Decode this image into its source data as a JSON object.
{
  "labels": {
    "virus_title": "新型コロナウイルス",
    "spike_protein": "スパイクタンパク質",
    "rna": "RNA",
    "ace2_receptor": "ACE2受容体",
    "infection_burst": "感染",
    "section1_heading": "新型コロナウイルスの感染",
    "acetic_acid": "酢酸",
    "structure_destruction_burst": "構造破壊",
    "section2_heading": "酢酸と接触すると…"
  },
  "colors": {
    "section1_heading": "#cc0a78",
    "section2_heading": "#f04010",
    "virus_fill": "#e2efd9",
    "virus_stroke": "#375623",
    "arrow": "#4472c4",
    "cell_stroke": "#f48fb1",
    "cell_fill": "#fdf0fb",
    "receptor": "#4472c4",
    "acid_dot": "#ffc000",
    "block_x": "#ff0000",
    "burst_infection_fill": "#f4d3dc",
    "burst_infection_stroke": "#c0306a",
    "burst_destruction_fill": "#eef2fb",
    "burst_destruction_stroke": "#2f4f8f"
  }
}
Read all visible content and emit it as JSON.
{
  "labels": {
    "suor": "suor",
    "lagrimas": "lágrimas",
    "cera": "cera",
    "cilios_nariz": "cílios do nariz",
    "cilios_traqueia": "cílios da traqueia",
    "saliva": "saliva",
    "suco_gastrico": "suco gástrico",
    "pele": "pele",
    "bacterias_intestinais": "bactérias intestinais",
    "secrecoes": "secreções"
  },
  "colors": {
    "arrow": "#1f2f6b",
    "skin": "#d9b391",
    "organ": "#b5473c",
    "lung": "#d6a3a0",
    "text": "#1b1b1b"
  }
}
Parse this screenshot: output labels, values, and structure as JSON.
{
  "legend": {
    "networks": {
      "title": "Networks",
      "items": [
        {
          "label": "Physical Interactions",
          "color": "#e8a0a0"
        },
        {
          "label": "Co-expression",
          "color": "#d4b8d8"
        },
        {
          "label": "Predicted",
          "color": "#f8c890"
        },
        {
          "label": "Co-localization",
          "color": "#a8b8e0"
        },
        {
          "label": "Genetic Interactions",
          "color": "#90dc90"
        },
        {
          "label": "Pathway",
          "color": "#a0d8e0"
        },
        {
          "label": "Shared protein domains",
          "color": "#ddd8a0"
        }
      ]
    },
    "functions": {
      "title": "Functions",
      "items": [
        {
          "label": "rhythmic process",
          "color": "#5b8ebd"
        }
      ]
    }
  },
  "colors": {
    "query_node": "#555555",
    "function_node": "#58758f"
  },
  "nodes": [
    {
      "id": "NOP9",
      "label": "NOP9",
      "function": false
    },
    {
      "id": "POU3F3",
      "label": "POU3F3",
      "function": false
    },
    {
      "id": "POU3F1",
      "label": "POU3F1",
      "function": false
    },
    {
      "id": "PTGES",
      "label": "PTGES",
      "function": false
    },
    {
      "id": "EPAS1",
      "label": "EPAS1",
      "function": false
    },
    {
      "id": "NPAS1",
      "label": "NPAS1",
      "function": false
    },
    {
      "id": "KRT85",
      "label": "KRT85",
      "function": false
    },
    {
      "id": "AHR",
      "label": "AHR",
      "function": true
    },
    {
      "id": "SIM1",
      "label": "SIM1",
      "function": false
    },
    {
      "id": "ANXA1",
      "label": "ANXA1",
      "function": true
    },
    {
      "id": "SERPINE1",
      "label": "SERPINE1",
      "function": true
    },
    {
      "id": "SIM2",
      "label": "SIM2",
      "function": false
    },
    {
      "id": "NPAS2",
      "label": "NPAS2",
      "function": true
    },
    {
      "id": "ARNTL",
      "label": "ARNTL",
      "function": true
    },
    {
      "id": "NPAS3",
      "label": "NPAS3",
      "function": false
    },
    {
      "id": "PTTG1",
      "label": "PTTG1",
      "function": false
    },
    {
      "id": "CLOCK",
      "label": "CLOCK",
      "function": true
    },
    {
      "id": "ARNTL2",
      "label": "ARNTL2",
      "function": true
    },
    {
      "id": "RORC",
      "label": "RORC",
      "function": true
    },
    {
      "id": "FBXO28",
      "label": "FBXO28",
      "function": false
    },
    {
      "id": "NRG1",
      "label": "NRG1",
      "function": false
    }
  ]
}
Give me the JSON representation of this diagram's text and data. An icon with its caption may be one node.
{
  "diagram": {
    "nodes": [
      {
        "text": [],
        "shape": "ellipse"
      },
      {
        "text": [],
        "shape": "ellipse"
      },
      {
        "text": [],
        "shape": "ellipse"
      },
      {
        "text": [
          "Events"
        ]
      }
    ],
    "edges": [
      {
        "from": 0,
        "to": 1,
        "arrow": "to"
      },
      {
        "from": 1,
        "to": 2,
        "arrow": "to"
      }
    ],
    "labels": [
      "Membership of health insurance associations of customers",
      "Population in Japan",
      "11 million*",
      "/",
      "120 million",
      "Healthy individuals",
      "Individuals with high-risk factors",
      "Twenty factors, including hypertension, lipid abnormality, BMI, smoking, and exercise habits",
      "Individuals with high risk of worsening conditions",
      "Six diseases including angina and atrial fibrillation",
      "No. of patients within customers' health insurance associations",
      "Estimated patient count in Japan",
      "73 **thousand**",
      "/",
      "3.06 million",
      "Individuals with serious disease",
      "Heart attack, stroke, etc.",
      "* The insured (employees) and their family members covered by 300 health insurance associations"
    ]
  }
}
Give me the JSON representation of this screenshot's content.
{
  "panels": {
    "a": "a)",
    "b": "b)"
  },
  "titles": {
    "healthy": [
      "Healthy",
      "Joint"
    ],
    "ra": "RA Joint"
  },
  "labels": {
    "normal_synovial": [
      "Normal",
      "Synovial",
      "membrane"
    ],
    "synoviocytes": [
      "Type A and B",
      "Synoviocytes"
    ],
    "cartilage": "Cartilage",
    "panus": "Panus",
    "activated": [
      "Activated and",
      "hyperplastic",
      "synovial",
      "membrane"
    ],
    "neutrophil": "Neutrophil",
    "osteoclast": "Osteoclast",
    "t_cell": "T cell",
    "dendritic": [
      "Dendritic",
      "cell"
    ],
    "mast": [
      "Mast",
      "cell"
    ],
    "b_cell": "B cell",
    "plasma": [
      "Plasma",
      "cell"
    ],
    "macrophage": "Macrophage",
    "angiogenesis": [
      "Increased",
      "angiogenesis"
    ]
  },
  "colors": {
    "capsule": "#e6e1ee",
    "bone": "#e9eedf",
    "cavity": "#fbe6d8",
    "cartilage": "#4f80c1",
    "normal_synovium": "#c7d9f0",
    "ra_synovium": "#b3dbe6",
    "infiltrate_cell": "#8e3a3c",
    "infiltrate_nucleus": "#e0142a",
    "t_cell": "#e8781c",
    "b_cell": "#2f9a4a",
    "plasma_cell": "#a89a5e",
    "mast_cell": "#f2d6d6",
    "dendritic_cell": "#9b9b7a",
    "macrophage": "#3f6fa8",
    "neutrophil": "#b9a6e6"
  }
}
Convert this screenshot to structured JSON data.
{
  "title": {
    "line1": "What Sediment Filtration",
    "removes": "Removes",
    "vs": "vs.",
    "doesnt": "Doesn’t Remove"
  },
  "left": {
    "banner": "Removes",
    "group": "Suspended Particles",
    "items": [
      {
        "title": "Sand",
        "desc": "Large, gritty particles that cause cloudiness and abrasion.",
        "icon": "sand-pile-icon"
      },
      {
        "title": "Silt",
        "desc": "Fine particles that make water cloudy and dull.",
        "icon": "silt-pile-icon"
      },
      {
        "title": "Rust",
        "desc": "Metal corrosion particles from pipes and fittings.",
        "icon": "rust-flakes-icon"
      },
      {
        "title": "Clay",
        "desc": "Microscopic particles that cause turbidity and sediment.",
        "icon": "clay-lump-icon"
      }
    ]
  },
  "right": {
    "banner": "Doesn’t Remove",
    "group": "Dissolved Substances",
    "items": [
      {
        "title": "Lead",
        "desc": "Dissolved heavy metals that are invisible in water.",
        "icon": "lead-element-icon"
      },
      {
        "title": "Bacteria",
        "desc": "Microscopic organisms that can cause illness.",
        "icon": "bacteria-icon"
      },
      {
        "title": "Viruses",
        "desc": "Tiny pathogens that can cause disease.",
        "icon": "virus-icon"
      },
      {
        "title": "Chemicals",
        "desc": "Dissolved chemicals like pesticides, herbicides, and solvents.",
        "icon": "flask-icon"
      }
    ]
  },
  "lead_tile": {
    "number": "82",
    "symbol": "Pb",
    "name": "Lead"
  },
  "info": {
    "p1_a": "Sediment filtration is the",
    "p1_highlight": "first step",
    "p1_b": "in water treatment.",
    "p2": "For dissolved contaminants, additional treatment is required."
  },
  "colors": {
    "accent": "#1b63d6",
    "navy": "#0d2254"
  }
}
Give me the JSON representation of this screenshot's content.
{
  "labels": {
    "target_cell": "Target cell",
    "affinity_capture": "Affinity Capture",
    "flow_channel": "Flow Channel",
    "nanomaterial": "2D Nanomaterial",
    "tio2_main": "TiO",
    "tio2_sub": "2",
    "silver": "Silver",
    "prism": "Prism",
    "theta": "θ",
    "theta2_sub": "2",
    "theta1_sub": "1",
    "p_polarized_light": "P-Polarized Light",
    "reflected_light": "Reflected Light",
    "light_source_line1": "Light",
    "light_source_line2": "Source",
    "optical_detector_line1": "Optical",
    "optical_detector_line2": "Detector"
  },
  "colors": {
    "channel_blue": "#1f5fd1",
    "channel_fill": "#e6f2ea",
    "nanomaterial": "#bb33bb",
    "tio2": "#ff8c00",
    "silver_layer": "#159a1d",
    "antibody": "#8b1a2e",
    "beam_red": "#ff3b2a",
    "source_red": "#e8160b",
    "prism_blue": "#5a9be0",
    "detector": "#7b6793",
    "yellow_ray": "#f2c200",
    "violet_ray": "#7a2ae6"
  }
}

What you are asked to do
A single figure is required: how many lines above contain the word "Doesn".

Exercise answer
2